### What is expected
Tally up every line in the records beneath that has "svårt", and write down only the total.

== Listed entries

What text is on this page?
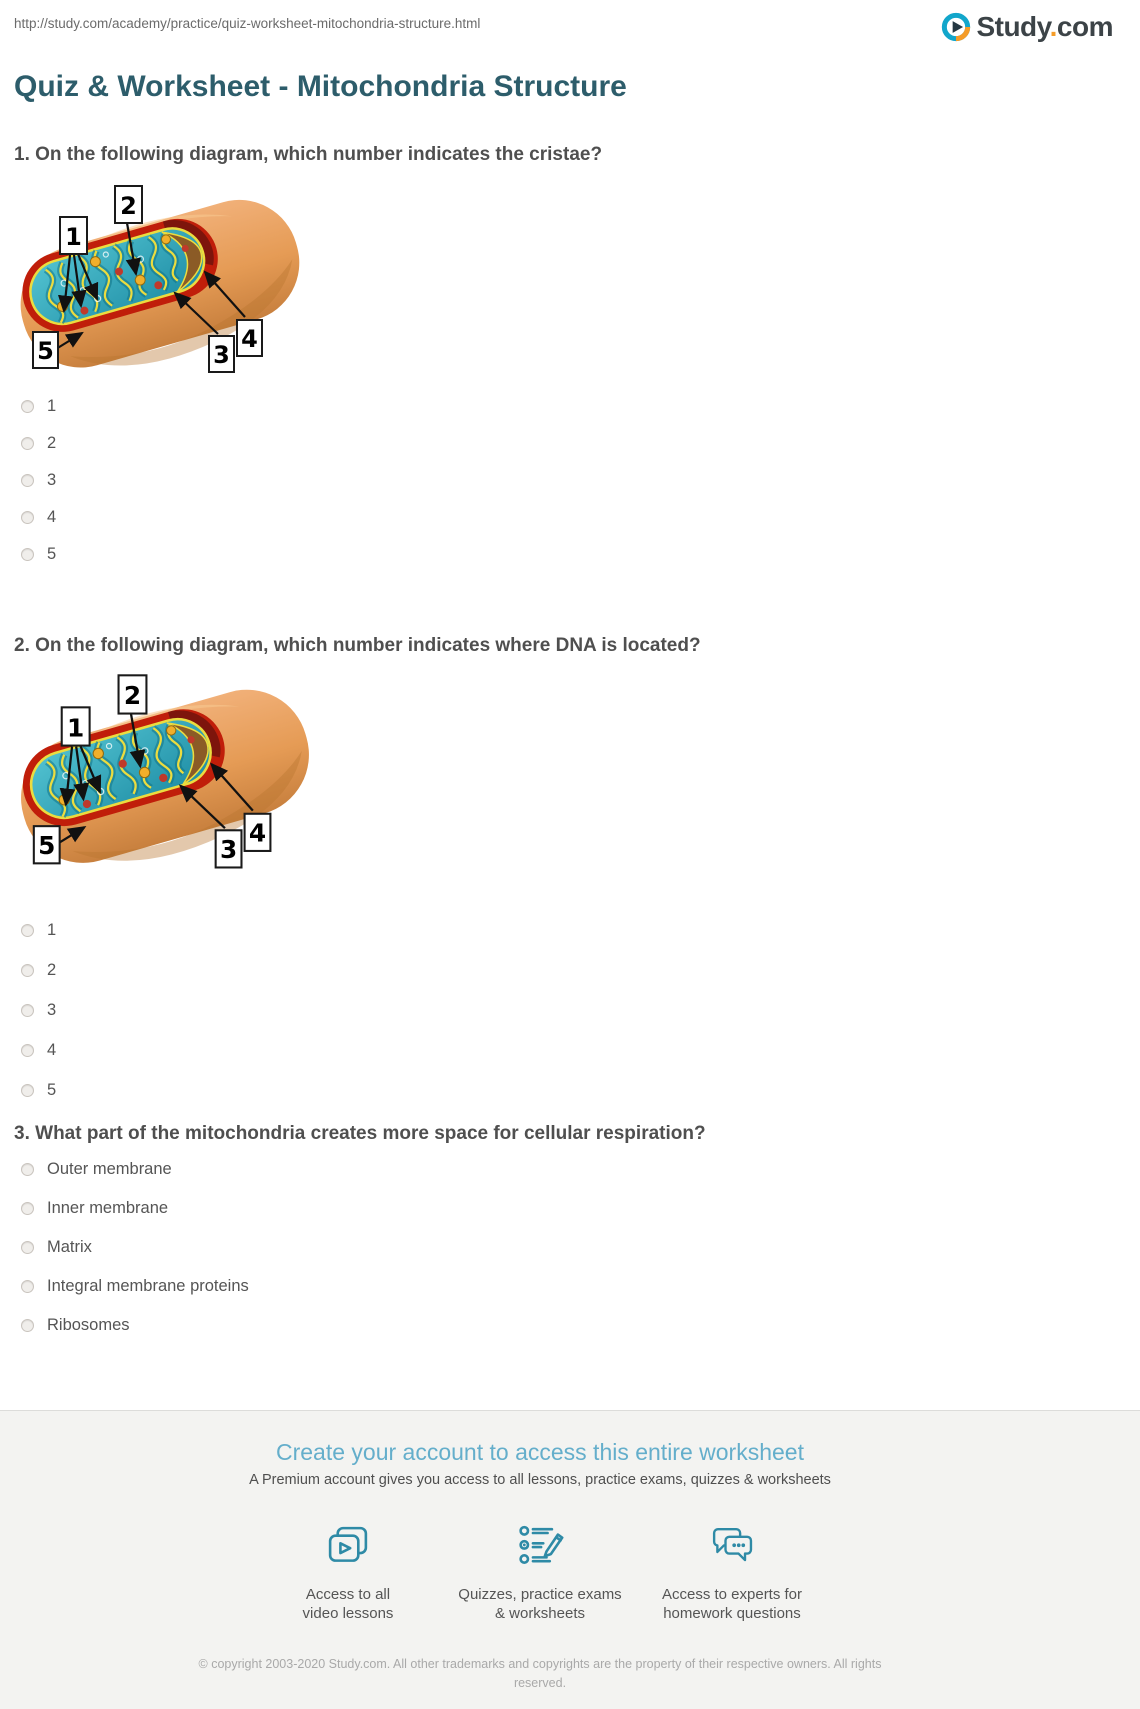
http://study.com/academy/practice/quiz-worksheet-mitochondria-structure.html	Study.com
Quiz & Worksheet - Mitochondria Structure
1. On the following diagram, which number indicates the cristae?
1
2
3
4
5
2. On the following diagram, which number indicates where DNA is located?
1
2
3
4
5
3. What part of the mitochondria creates more space for cellular respiration?
Outer membrane
Inner membrane
Matrix
Integral membrane proteins
Ribosomes
Create your account to access this entire worksheet
A Premium account gives you access to all lessons, practice exams, quizzes & worksheets
Access to all
video lessons
Quizzes, practice exams
& worksheets
Access to experts for
homework questions
© copyright 2003-2020 Study.com. All other trademarks and copyrights are the property of their respective owners. All rights reserved.
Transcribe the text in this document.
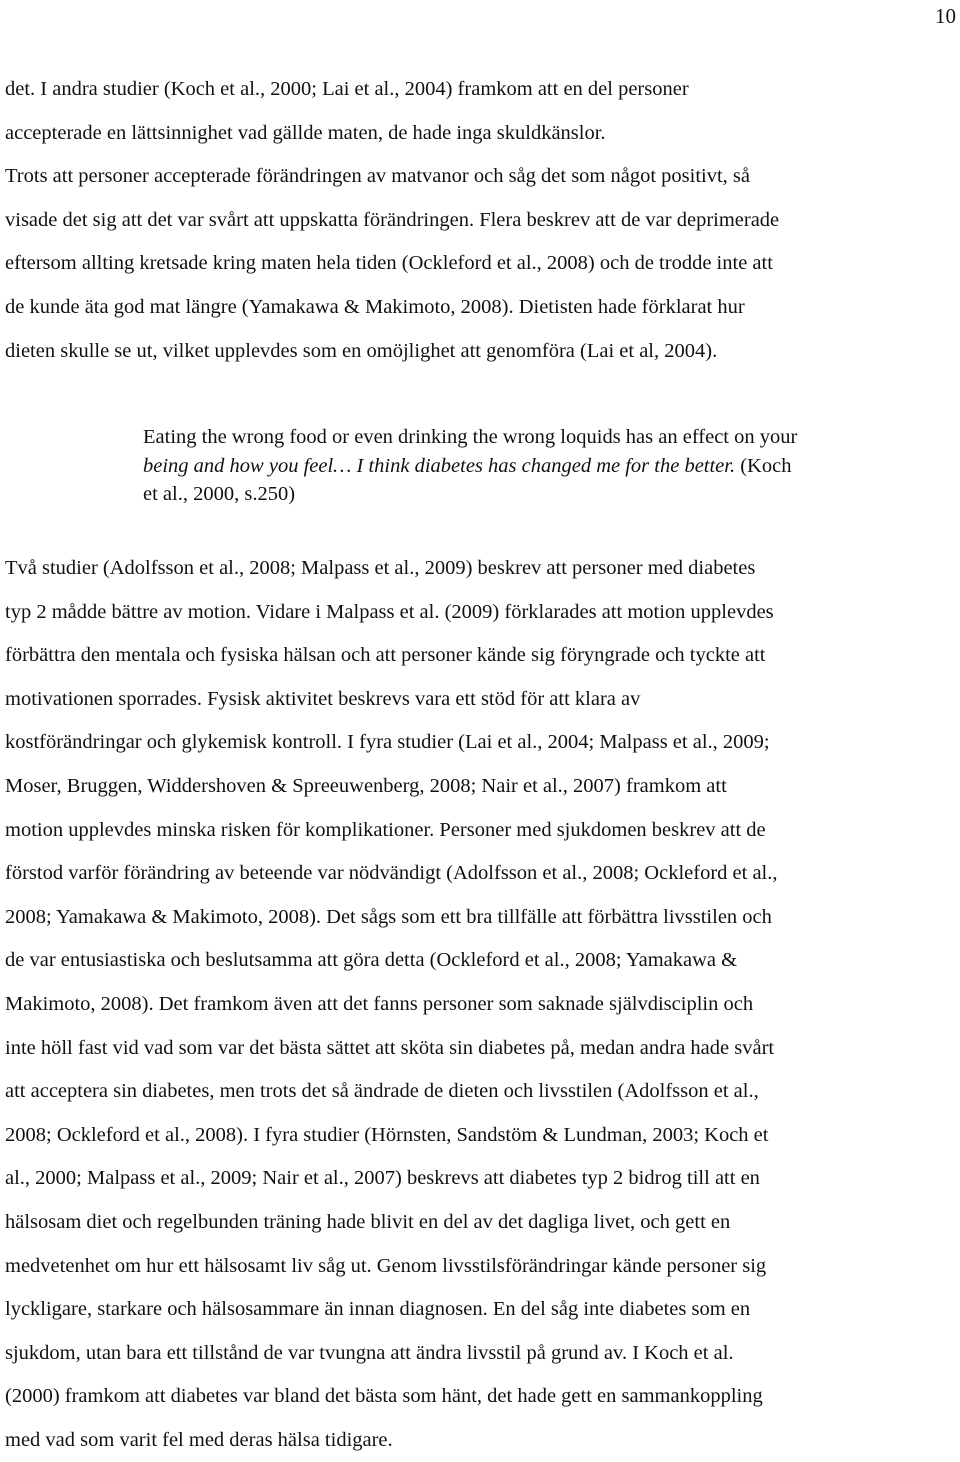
10

det. I andra studier (Koch et al., 2000; Lai et al., 2004) framkom att en del personer
accepterade en lättsinnighet vad gällde maten, de hade inga skuldkänslor.
Trots att personer accepterade förändringen av matvanor och såg det som något positivt, så
visade det sig att det var svårt att uppskatta förändringen. Flera beskrev att de var deprimerade
eftersom allting kretsade kring maten hela tiden (Ockleford et al., 2008) och de trodde inte att
de kunde äta god mat längre (Yamakawa & Makimoto, 2008). Dietisten hade förklarat hur
dieten skulle se ut, vilket upplevdes som en omöjlighet att genomföra (Lai et al, 2004).

Eating the wrong food or even drinking the wrong loquids has an effect on your
being and how you feel… I think diabetes has changed me for the better. (Koch
et al., 2000, s.250)

Två studier (Adolfsson et al., 2008; Malpass et al., 2009) beskrev att personer med diabetes
typ 2 mådde bättre av motion. Vidare i Malpass et al. (2009) förklarades att motion upplevdes
förbättra den mentala och fysiska hälsan och att personer kände sig föryngrade och tyckte att
motivationen sporrades. Fysisk aktivitet beskrevs vara ett stöd för att klara av
kostförändringar och glykemisk kontroll. I fyra studier (Lai et al., 2004; Malpass et al., 2009;
Moser, Bruggen, Widdershoven & Spreeuwenberg, 2008; Nair et al., 2007) framkom att
motion upplevdes minska risken för komplikationer. Personer med sjukdomen beskrev att de
förstod varför förändring av beteende var nödvändigt (Adolfsson et al., 2008; Ockleford et al.,
2008; Yamakawa & Makimoto, 2008). Det sågs som ett bra tillfälle att förbättra livsstilen och
de var entusiastiska och beslutsamma att göra detta (Ockleford et al., 2008; Yamakawa &
Makimoto, 2008). Det framkom även att det fanns personer som saknade självdisciplin och
inte höll fast vid vad som var det bästa sättet att sköta sin diabetes på, medan andra hade svårt
att acceptera sin diabetes, men trots det så ändrade de dieten och livsstilen (Adolfsson et al.,
2008; Ockleford et al., 2008). I fyra studier (Hörnsten, Sandstöm & Lundman, 2003; Koch et
al., 2000; Malpass et al., 2009; Nair et al., 2007) beskrevs att diabetes typ 2 bidrog till att en
hälsosam diet och regelbunden träning hade blivit en del av det dagliga livet, och gett en
medvetenhet om hur ett hälsosamt liv såg ut. Genom livsstilsförändringar kände personer sig
lyckligare, starkare och hälsosammare än innan diagnosen. En del såg inte diabetes som en
sjukdom, utan bara ett tillstånd de var tvungna att ändra livsstil på grund av. I Koch et al.
(2000) framkom att diabetes var bland det bästa som hänt, det hade gett en sammankoppling
med vad som varit fel med deras hälsa tidigare.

====

### Your solution
2